Chart and figure data
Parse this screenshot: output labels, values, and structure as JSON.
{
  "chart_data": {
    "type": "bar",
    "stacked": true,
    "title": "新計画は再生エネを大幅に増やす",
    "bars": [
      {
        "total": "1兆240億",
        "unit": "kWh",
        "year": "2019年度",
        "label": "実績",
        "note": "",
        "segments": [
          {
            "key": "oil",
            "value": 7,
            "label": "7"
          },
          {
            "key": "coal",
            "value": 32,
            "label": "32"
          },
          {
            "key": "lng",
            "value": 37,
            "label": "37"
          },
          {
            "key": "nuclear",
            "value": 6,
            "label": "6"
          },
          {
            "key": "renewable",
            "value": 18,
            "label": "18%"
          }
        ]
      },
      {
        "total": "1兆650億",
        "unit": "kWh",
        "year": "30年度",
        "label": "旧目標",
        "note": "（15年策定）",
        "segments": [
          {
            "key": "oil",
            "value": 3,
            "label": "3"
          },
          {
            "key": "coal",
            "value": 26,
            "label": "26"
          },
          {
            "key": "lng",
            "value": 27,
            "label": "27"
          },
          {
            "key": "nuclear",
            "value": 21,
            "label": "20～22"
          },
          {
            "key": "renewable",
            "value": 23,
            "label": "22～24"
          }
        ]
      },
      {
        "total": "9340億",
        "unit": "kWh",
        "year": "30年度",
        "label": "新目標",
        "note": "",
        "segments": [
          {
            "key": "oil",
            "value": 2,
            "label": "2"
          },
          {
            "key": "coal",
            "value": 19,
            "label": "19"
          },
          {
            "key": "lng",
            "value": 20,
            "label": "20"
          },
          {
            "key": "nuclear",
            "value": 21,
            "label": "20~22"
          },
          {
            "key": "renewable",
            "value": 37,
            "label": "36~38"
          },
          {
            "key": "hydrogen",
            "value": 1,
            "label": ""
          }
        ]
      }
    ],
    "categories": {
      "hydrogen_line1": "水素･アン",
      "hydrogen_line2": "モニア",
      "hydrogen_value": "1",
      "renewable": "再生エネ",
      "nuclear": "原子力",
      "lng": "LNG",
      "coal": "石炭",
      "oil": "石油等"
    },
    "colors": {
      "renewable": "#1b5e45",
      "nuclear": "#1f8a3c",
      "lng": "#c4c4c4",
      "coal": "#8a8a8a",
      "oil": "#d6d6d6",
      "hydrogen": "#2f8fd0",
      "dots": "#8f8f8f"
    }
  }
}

YOUR GOAL » Go over the data above and copy every line that has the word "total" in it.

THE OUTPUT »
        "total": "1兆240億",
        "total": "1兆650億",
        "total": "9340億",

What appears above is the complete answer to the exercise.